## Dataset records
++++++++++

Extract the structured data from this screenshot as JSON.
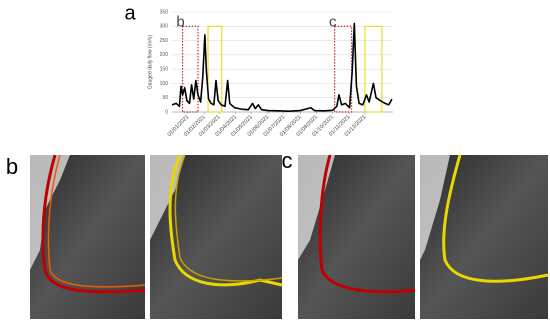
{
  "chart_data": {
    "type": "line",
    "panel_label": "a",
    "y_label": "Gauged daily flow (m³/s)",
    "series": [
      {
        "color": "#000000",
        "x": [
          "2020-12-02",
          "2020-12-10",
          "2020-12-16",
          "2020-12-19",
          "2020-12-22",
          "2020-12-26",
          "2020-12-30",
          "2021-01-04",
          "2021-01-08",
          "2021-01-12",
          "2021-01-16",
          "2021-01-20",
          "2021-01-25",
          "2021-01-29",
          "2021-02-02",
          "2021-02-05",
          "2021-02-09",
          "2021-02-14",
          "2021-02-19",
          "2021-02-23",
          "2021-02-27",
          "2021-03-05",
          "2021-03-12",
          "2021-03-17",
          "2021-03-21",
          "2021-03-30",
          "2021-04-12",
          "2021-04-25",
          "2021-05-03",
          "2021-05-08",
          "2021-05-14",
          "2021-05-20",
          "2021-06-01",
          "2021-06-20",
          "2021-07-10",
          "2021-08-01",
          "2021-08-21",
          "2021-08-28",
          "2021-09-15",
          "2021-10-01",
          "2021-10-09",
          "2021-10-13",
          "2021-10-18",
          "2021-10-25",
          "2021-11-02",
          "2021-11-07",
          "2021-11-11",
          "2021-11-15",
          "2021-11-20",
          "2021-11-27",
          "2021-12-04",
          "2021-12-09",
          "2021-12-17",
          "2021-12-22",
          "2021-12-30",
          "2022-01-08",
          "2022-01-15",
          "2022-01-21"
        ],
        "values": [
          25,
          30,
          20,
          90,
          60,
          85,
          40,
          30,
          95,
          45,
          110,
          60,
          35,
          120,
          270,
          140,
          45,
          30,
          25,
          110,
          40,
          25,
          20,
          110,
          30,
          15,
          10,
          8,
          30,
          12,
          25,
          8,
          5,
          4,
          3,
          5,
          15,
          5,
          4,
          6,
          20,
          60,
          25,
          30,
          15,
          140,
          310,
          90,
          30,
          25,
          60,
          35,
          100,
          50,
          40,
          30,
          25,
          45
        ]
      }
    ],
    "xlim": [
      "2020-12-02",
      "2022-01-23"
    ],
    "xticks": [
      {
        "value": "2021-01-01",
        "label": "01/01/2021"
      },
      {
        "value": "2021-02-01",
        "label": "01/02/2021"
      },
      {
        "value": "2021-03-01",
        "label": "01/03/2021"
      },
      {
        "value": "2021-04-01",
        "label": "01/04/2021"
      },
      {
        "value": "2021-05-01",
        "label": "01/05/2021"
      },
      {
        "value": "2021-06-01",
        "label": "01/06/2021"
      },
      {
        "value": "2021-07-01",
        "label": "01/07/2021"
      },
      {
        "value": "2021-08-01",
        "label": "01/08/2021"
      },
      {
        "value": "2021-09-01",
        "label": "01/09/2021"
      },
      {
        "value": "2021-10-01",
        "label": "01/10/2021"
      },
      {
        "value": "2021-11-01",
        "label": "01/11/2021"
      },
      {
        "value": "2021-12-01",
        "label": "01/12/2021"
      }
    ],
    "ylim": [
      0,
      350
    ],
    "yticks": [
      0,
      50,
      100,
      150,
      200,
      250,
      300,
      350
    ],
    "grid": true,
    "highlights": [
      {
        "label": "b",
        "start": "2020-12-22",
        "end": "2021-01-20",
        "color": "#c00000",
        "end_color": "#e8d800",
        "end_start": "2021-02-08",
        "end_end": "2021-03-06"
      },
      {
        "label": "c",
        "start": "2021-10-05",
        "end": "2021-11-06",
        "color": "#c00000",
        "end_color": "#e8d800",
        "end_start": "2021-12-01",
        "end_end": "2022-01-02"
      }
    ]
  },
  "images": {
    "b_label": "b",
    "c_label": "c"
  }
}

++++++++++

## Directions for this task
Retype the whole listing exactly and leave the pictures out.

## Completed exercise
Extract the structured data from this screenshot as JSON.
{
  "chart_data": {
    "type": "line",
    "panel_label": "a",
    "y_label": "Gauged daily flow (m³/s)",
    "series": [
      {
        "color": "#000000",
        "x": [
          "2020-12-02",
          "2020-12-10",
          "2020-12-16",
          "2020-12-19",
          "2020-12-22",
          "2020-12-26",
          "2020-12-30",
          "2021-01-04",
          "2021-01-08",
          "2021-01-12",
          "2021-01-16",
          "2021-01-20",
          "2021-01-25",
          "2021-01-29",
          "2021-02-02",
          "2021-02-05",
          "2021-02-09",
          "2021-02-14",
          "2021-02-19",
          "2021-02-23",
          "2021-02-27",
          "2021-03-05",
          "2021-03-12",
          "2021-03-17",
          "2021-03-21",
          "2021-03-30",
          "2021-04-12",
          "2021-04-25",
          "2021-05-03",
          "2021-05-08",
          "2021-05-14",
          "2021-05-20",
          "2021-06-01",
          "2021-06-20",
          "2021-07-10",
          "2021-08-01",
          "2021-08-21",
          "2021-08-28",
          "2021-09-15",
          "2021-10-01",
          "2021-10-09",
          "2021-10-13",
          "2021-10-18",
          "2021-10-25",
          "2021-11-02",
          "2021-11-07",
          "2021-11-11",
          "2021-11-15",
          "2021-11-20",
          "2021-11-27",
          "2021-12-04",
          "2021-12-09",
          "2021-12-17",
          "2021-12-22",
          "2021-12-30",
          "2022-01-08",
          "2022-01-15",
          "2022-01-21"
        ],
        "values": [
          25,
          30,
          20,
          90,
          60,
          85,
          40,
          30,
          95,
          45,
          110,
          60,
          35,
          120,
          270,
          140,
          45,
          30,
          25,
          110,
          40,
          25,
          20,
          110,
          30,
          15,
          10,
          8,
          30,
          12,
          25,
          8,
          5,
          4,
          3,
          5,
          15,
          5,
          4,
          6,
          20,
          60,
          25,
          30,
          15,
          140,
          310,
          90,
          30,
          25,
          60,
          35,
          100,
          50,
          40,
          30,
          25,
          45
        ]
      }
    ],
    "xlim": [
      "2020-12-02",
      "2022-01-23"
    ],
    "xticks": [
      {
        "value": "2021-01-01",
        "label": "01/01/2021"
      },
      {
        "value": "2021-02-01",
        "label": "01/02/2021"
      },
      {
        "value": "2021-03-01",
        "label": "01/03/2021"
      },
      {
        "value": "2021-04-01",
        "label": "01/04/2021"
      },
      {
        "value": "2021-05-01",
        "label": "01/05/2021"
      },
      {
        "value": "2021-06-01",
        "label": "01/06/2021"
      },
      {
        "value": "2021-07-01",
        "label": "01/07/2021"
      },
      {
        "value": "2021-08-01",
        "label": "01/08/2021"
      },
      {
        "value": "2021-09-01",
        "label": "01/09/2021"
      },
      {
        "value": "2021-10-01",
        "label": "01/10/2021"
      },
      {
        "value": "2021-11-01",
        "label": "01/11/2021"
      },
      {
        "value": "2021-12-01",
        "label": "01/12/2021"
      }
    ],
    "ylim": [
      0,
      350
    ],
    "yticks": [
      0,
      50,
      100,
      150,
      200,
      250,
      300,
      350
    ],
    "grid": true,
    "highlights": [
      {
        "label": "b",
        "start": "2020-12-22",
        "end": "2021-01-20",
        "color": "#c00000",
        "end_color": "#e8d800",
        "end_start": "2021-02-08",
        "end_end": "2021-03-06"
      },
      {
        "label": "c",
        "start": "2021-10-05",
        "end": "2021-11-06",
        "color": "#c00000",
        "end_color": "#e8d800",
        "end_start": "2021-12-01",
        "end_end": "2022-01-02"
      }
    ]
  },
  "images": {
    "b_label": "b",
    "c_label": "c"
  }
}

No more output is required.